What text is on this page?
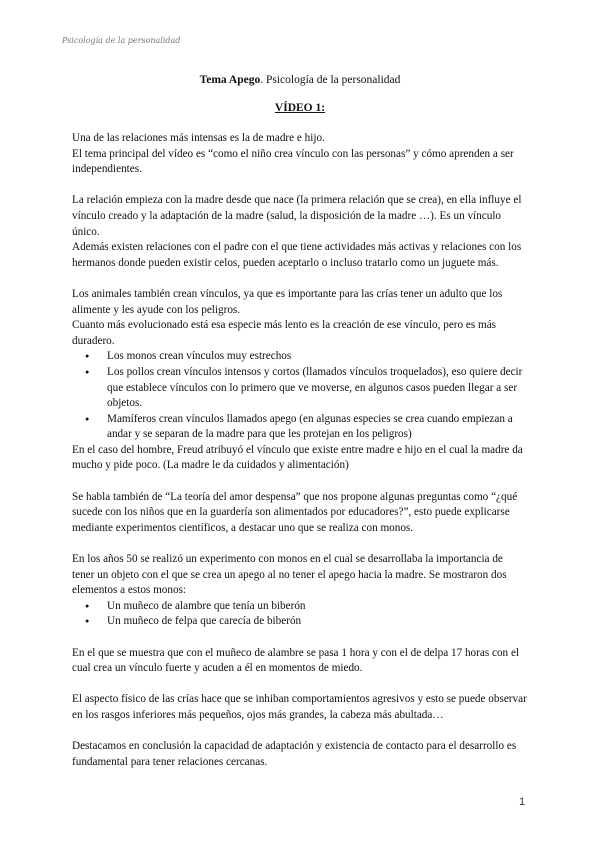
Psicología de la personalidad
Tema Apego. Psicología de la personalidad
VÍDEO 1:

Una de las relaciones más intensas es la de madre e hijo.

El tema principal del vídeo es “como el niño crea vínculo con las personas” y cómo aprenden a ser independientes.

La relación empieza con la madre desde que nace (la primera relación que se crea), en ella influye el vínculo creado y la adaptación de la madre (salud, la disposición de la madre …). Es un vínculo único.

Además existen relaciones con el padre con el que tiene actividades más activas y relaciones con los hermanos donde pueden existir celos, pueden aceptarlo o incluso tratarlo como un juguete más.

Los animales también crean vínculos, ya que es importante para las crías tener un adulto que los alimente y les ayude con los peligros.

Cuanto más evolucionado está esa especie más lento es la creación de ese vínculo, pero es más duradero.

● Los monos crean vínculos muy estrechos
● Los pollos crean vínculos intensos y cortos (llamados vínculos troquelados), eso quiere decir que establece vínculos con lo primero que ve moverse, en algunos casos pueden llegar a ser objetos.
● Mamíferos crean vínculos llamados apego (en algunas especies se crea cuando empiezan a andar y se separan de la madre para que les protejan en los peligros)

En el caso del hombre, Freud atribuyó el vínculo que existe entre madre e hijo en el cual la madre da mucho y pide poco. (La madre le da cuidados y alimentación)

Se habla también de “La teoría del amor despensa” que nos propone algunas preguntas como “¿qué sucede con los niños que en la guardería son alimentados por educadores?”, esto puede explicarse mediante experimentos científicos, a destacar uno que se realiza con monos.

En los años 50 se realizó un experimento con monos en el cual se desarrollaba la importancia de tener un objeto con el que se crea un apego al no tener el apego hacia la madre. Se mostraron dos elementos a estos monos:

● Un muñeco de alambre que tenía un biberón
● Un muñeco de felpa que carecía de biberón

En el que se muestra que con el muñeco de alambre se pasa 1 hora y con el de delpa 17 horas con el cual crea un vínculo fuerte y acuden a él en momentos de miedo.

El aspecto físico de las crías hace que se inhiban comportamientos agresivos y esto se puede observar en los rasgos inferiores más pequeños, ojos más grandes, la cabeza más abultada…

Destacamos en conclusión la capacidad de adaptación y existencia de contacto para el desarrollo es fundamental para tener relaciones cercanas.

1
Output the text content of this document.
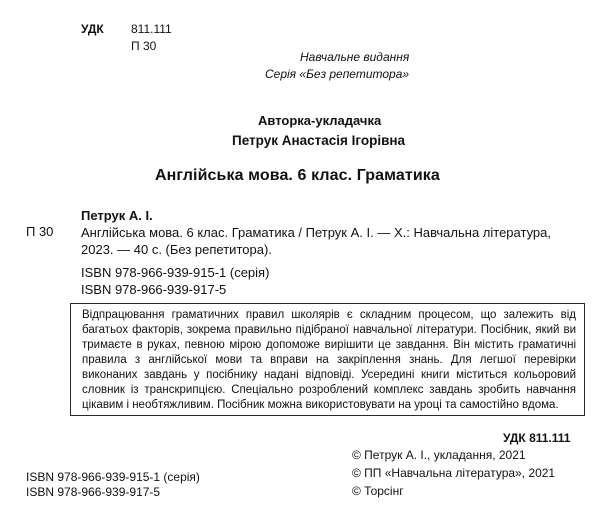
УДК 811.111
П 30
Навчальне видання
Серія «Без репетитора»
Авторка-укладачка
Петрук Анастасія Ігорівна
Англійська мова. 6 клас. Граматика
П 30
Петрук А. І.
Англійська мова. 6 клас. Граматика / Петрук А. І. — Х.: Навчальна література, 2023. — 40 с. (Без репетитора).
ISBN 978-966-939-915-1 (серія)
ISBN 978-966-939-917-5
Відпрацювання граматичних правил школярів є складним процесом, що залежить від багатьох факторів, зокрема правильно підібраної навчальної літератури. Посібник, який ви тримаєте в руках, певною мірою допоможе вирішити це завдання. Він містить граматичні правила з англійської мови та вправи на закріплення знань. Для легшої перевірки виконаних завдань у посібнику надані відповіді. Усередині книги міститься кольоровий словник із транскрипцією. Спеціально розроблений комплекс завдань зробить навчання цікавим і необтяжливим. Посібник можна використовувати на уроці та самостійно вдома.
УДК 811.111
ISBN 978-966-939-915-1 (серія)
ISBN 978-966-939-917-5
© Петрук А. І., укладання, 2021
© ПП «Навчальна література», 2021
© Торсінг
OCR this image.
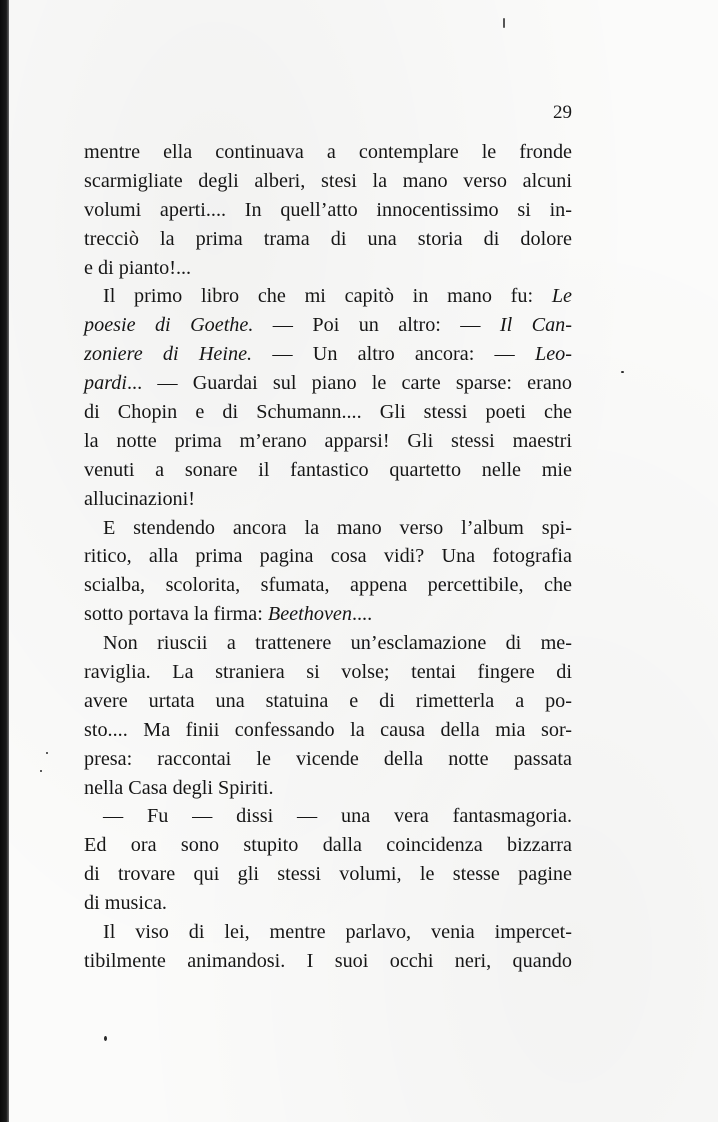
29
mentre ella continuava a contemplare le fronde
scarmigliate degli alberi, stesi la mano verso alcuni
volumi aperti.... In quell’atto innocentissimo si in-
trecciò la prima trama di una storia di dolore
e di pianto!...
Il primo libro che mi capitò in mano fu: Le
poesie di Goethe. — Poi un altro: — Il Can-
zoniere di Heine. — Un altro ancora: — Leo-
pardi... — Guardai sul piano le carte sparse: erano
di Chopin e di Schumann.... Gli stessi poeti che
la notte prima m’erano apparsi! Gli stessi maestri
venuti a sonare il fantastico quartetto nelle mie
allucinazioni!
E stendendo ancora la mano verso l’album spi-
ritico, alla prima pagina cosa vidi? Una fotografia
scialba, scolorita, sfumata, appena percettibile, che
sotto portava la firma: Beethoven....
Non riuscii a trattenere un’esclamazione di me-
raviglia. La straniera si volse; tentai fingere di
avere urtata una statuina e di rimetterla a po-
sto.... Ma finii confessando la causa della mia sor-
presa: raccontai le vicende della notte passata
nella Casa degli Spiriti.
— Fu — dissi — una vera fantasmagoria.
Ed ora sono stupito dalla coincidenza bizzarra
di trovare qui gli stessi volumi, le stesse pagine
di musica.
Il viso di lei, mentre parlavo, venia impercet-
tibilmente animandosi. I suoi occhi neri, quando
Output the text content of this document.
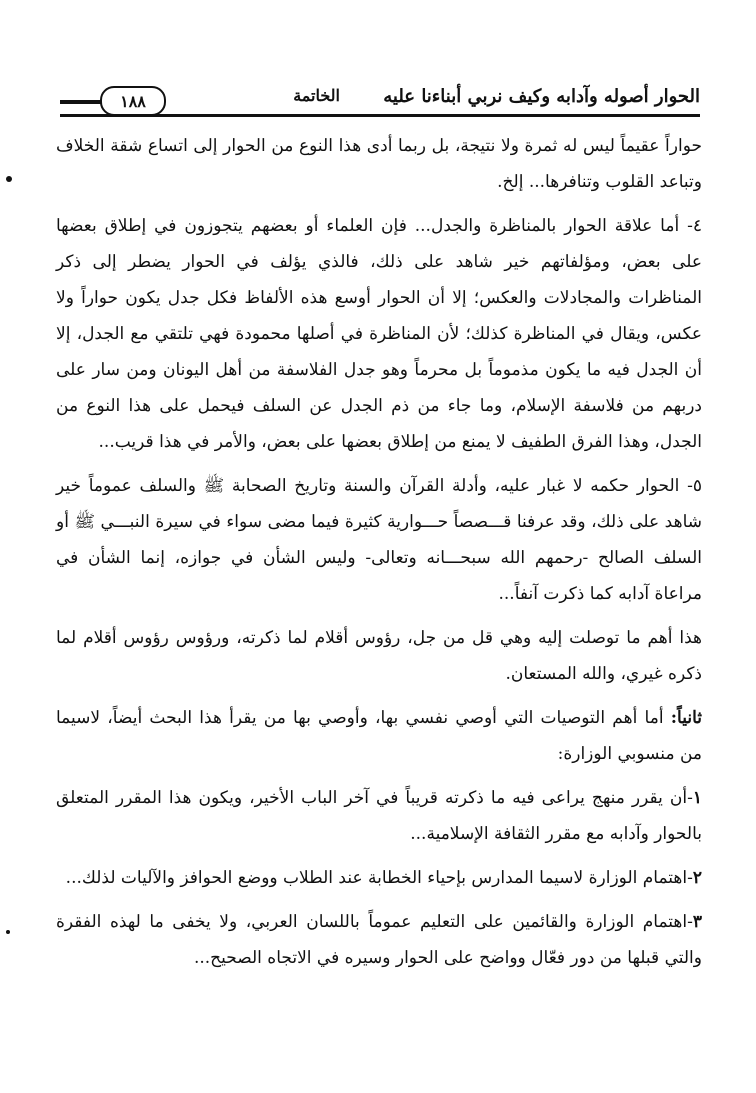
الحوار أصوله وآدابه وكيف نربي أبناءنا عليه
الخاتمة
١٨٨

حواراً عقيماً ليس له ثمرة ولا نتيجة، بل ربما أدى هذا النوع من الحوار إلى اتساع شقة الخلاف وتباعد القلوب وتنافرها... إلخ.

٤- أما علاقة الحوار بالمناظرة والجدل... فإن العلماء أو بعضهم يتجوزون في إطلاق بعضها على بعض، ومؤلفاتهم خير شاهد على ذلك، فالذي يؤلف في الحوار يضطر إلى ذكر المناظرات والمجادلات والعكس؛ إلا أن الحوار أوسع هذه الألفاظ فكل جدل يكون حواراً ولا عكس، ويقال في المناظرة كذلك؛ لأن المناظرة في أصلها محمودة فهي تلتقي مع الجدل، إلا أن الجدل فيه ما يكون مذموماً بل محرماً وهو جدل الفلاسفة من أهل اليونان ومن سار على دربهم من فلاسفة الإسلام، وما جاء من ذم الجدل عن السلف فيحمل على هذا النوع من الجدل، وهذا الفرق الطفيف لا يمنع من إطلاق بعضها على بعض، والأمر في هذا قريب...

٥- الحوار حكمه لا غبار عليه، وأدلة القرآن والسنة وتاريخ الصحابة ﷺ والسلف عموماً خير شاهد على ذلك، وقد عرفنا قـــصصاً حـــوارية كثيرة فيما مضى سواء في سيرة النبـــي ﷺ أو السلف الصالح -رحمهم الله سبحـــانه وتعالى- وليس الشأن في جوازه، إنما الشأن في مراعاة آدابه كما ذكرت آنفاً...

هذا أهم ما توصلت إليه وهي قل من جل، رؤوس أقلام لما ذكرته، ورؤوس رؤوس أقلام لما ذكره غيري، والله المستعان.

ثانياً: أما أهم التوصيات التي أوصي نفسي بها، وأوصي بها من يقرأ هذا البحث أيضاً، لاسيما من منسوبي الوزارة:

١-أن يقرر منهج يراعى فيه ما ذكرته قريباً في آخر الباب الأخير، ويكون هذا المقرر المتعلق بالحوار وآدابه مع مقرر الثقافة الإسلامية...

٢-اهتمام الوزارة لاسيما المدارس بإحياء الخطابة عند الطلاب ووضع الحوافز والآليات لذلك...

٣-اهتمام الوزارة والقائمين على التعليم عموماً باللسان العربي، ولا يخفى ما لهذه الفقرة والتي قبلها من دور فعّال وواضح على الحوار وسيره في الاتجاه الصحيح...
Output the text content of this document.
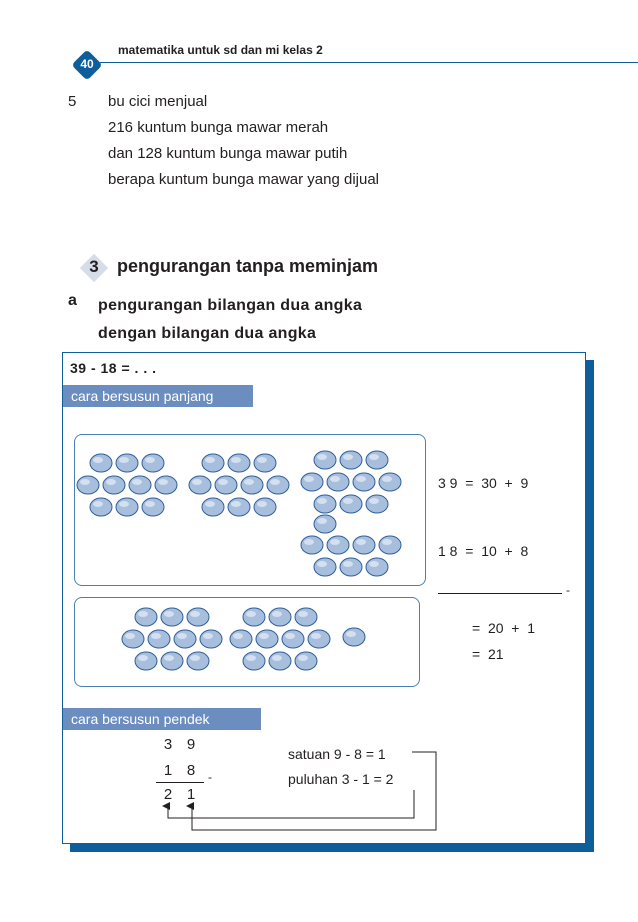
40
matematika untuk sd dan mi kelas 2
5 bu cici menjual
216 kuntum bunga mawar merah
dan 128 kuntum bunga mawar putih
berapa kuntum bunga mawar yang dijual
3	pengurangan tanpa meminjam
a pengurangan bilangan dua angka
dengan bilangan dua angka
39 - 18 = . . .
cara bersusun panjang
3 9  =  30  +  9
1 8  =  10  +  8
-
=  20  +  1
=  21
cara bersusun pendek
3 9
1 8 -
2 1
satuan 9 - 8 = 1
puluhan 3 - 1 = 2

☆ ☆ ☆ ☆ ☆

** WHAT YOU ARE ASKED TO DO **
Please transcribe the material above exactly as written. Leave the pictures out.

** ANSWER FOR THIS EXERCISE **
What text is on this page?
Psicología de la personalidad
Tema Apego. Psicología de la personalidad
VÍDEO 1:

Una de las relaciones más intensas es la de madre e hijo.

El tema principal del vídeo es “como el niño crea vínculo con las personas” y cómo aprenden a ser independientes.

La relación empieza con la madre desde que nace (la primera relación que se crea), en ella influye el vínculo creado y la adaptación de la madre (salud, la disposición de la madre …). Es un vínculo único.

Además existen relaciones con el padre con el que tiene actividades más activas y relaciones con los hermanos donde pueden existir celos, pueden aceptarlo o incluso tratarlo como un juguete más.

Los animales también crean vínculos, ya que es importante para las crías tener un adulto que los alimente y les ayude con los peligros.

Cuanto más evolucionado está esa especie más lento es la creación de ese vínculo, pero es más duradero.

● Los monos crean vínculos muy estrechos
● Los pollos crean vínculos intensos y cortos (llamados vínculos troquelados), eso quiere decir que establece vínculos con lo primero que ve moverse, en algunos casos pueden llegar a ser objetos.
● Mamíferos crean vínculos llamados apego (en algunas especies se crea cuando empiezan a andar y se separan de la madre para que les protejan en los peligros)

En el caso del hombre, Freud atribuyó el vínculo que existe entre madre e hijo en el cual la madre da mucho y pide poco. (La madre le da cuidados y alimentación)

Se habla también de “La teoría del amor despensa” que nos propone algunas preguntas como “¿qué sucede con los niños que en la guardería son alimentados por educadores?”, esto puede explicarse mediante experimentos científicos, a destacar uno que se realiza con monos.

En los años 50 se realizó un experimento con monos en el cual se desarrollaba la importancia de tener un objeto con el que se crea un apego al no tener el apego hacia la madre. Se mostraron dos elementos a estos monos:

● Un muñeco de alambre que tenía un biberón
● Un muñeco de felpa que carecía de biberón

En el que se muestra que con el muñeco de alambre se pasa 1 hora y con el de delpa 17 horas con el cual crea un vínculo fuerte y acuden a él en momentos de miedo.

El aspecto físico de las crías hace que se inhiban comportamientos agresivos y esto se puede observar en los rasgos inferiores más pequeños, ojos más grandes, la cabeza más abultada…

Destacamos en conclusión la capacidad de adaptación y existencia de contacto para el desarrollo es fundamental para tener relaciones cercanas.

1
Output the text content of this document.
УДК 811.111
П 30
Навчальне видання
Серія «Без репетитора»
Авторка-укладачка
Петрук Анастасія Ігорівна
Англійська мова. 6 клас. Граматика
П 30
Петрук А. І.
Англійська мова. 6 клас. Граматика / Петрук А. І. — Х.: Навчальна література, 2023. — 40 с. (Без репетитора).
ISBN 978-966-939-915-1 (серія)
ISBN 978-966-939-917-5
Відпрацювання граматичних правил школярів є складним процесом, що залежить від багатьох факторів, зокрема правильно підібраної навчальної літератури. Посібник, який ви тримаєте в руках, певною мірою допоможе вирішити це завдання. Він містить граматичні правила з англійської мови та вправи на закріплення знань. Для легшої перевірки виконаних завдань у посібнику надані відповіді. Усередині книги міститься кольоровий словник із транскрипцією. Спеціально розроблений комплекс завдань зробить навчання цікавим і необтяжливим. Посібник можна використовувати на уроці та самостійно вдома.
УДК 811.111
ISBN 978-966-939-915-1 (серія)
ISBN 978-966-939-917-5
© Петрук А. І., укладання, 2021
© ПП «Навчальна література», 2021
© Торсінг
OCR this image.
29
mentre ella continuava a contemplare le fronde
scarmigliate degli alberi, stesi la mano verso alcuni
volumi aperti.... In quell’atto innocentissimo si in-
trecciò la prima trama di una storia di dolore
e di pianto!...
Il primo libro che mi capitò in mano fu: Le
poesie di Goethe. — Poi un altro: — Il Can-
zoniere di Heine. — Un altro ancora: — Leo-
pardi... — Guardai sul piano le carte sparse: erano
di Chopin e di Schumann.... Gli stessi poeti che
la notte prima m’erano apparsi! Gli stessi maestri
venuti a sonare il fantastico quartetto nelle mie
allucinazioni!
E stendendo ancora la mano verso l’album spi-
ritico, alla prima pagina cosa vidi? Una fotografia
scialba, scolorita, sfumata, appena percettibile, che
sotto portava la firma: Beethoven....
Non riuscii a trattenere un’esclamazione di me-
raviglia. La straniera si volse; tentai fingere di
avere urtata una statuina e di rimetterla a po-
sto.... Ma finii confessando la causa della mia sor-
presa: raccontai le vicende della notte passata
nella Casa degli Spiriti.
— Fu — dissi — una vera fantasmagoria.
Ed ora sono stupito dalla coincidenza bizzarra
di trovare qui gli stessi volumi, le stesse pagine
di musica.
Il viso di lei, mentre parlavo, venia impercet-
tibilmente animandosi. I suoi occhi neri, quando
Output the text content of this document.
الحوار أصوله وآدابه وكيف نربي أبناءنا عليه
الخاتمة
١٨٨

حواراً عقيماً ليس له ثمرة ولا نتيجة، بل ربما أدى هذا النوع من الحوار إلى اتساع شقة الخلاف وتباعد القلوب وتنافرها... إلخ.

٤- أما علاقة الحوار بالمناظرة والجدل... فإن العلماء أو بعضهم يتجوزون في إطلاق بعضها على بعض، ومؤلفاتهم خير شاهد على ذلك، فالذي يؤلف في الحوار يضطر إلى ذكر المناظرات والمجادلات والعكس؛ إلا أن الحوار أوسع هذه الألفاظ فكل جدل يكون حواراً ولا عكس، ويقال في المناظرة كذلك؛ لأن المناظرة في أصلها محمودة فهي تلتقي مع الجدل، إلا أن الجدل فيه ما يكون مذموماً بل محرماً وهو جدل الفلاسفة من أهل اليونان ومن سار على دربهم من فلاسفة الإسلام، وما جاء من ذم الجدل عن السلف فيحمل على هذا النوع من الجدل، وهذا الفرق الطفيف لا يمنع من إطلاق بعضها على بعض، والأمر في هذا قريب...

٥- الحوار حكمه لا غبار عليه، وأدلة القرآن والسنة وتاريخ الصحابة ﷺ والسلف عموماً خير شاهد على ذلك، وقد عرفنا قـــصصاً حـــوارية كثيرة فيما مضى سواء في سيرة النبـــي ﷺ أو السلف الصالح -رحمهم الله سبحـــانه وتعالى- وليس الشأن في جوازه، إنما الشأن في مراعاة آدابه كما ذكرت آنفاً...

هذا أهم ما توصلت إليه وهي قل من جل، رؤوس أقلام لما ذكرته، ورؤوس رؤوس أقلام لما ذكره غيري، والله المستعان.

ثانياً: أما أهم التوصيات التي أوصي نفسي بها، وأوصي بها من يقرأ هذا البحث أيضاً، لاسيما من منسوبي الوزارة:

١-أن يقرر منهج يراعى فيه ما ذكرته قريباً في آخر الباب الأخير، ويكون هذا المقرر المتعلق بالحوار وآدابه مع مقرر الثقافة الإسلامية...

٢-اهتمام الوزارة لاسيما المدارس بإحياء الخطابة عند الطلاب ووضع الحوافز والآليات لذلك...

٣-اهتمام الوزارة والقائمين على التعليم عموماً باللسان العربي، ولا يخفى ما لهذه الفقرة والتي قبلها من دور فعّال وواضح على الحوار وسيره في الاتجاه الصحيح...
Output the text content of this document.
40
matematika untuk sd dan mi kelas 2
5 bu cici menjual
216 kuntum bunga mawar merah
dan 128 kuntum bunga mawar putih
berapa kuntum bunga mawar yang dijual
3	pengurangan tanpa meminjam
a pengurangan bilangan dua angka
dengan bilangan dua angka
39 - 18 = . . .
cara bersusun panjang
3 9  =  30  +  9
1 8  =  10  +  8
-
=  20  +  1
=  21
cara bersusun pendek
3 9
1 8 -
2 1
satuan 9 - 8 = 1
puluhan 3 - 1 = 2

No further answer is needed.